▶ WHAT NEEDS TO BE DONE
Return every entry in full, with no alterations.

▶ RECORDS
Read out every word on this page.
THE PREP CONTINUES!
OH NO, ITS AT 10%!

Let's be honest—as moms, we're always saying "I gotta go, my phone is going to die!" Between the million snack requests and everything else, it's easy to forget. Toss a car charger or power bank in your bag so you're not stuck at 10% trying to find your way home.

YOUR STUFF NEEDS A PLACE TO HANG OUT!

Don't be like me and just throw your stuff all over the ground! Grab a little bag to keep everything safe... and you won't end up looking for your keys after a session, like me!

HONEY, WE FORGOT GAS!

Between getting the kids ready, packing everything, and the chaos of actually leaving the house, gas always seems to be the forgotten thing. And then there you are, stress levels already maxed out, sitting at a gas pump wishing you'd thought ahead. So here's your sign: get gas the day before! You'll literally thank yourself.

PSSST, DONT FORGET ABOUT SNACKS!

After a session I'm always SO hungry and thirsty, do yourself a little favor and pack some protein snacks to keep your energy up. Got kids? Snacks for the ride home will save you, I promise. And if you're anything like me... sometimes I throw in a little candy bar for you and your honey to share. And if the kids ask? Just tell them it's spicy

▶ ANSWER TO THIS PROBLEM
Read out every word on this page.
THE PREP CONTINUES!
OH NO, ITS AT 10%!

Let's be honest—as moms, we're always saying "I gotta go, my phone is going to die!" Between the million snack requests and everything else, it's easy to forget. Toss a car charger or power bank in your bag so you're not stuck at 10% trying to find your way home.

YOUR STUFF NEEDS A PLACE TO HANG OUT!

Don't be like me and just throw your stuff all over the ground! Grab a little bag to keep everything safe... and you won't end up looking for your keys after a session, like me!

HONEY, WE FORGOT GAS!

Between getting the kids ready, packing everything, and the chaos of actually leaving the house, gas always seems to be the forgotten thing. And then there you are, stress levels already maxed out, sitting at a gas pump wishing you'd thought ahead. So here's your sign: get gas the day before! You'll literally thank yourself.

PSSST, DONT FORGET ABOUT SNACKS!

After a session I'm always SO hungry and thirsty, do yourself a little favor and pack some protein snacks to keep your energy up. Got kids? Snacks for the ride home will save you, I promise. And if you're anything like me... sometimes I throw in a little candy bar for you and your honey to share. And if the kids ask? Just tell them it's spicy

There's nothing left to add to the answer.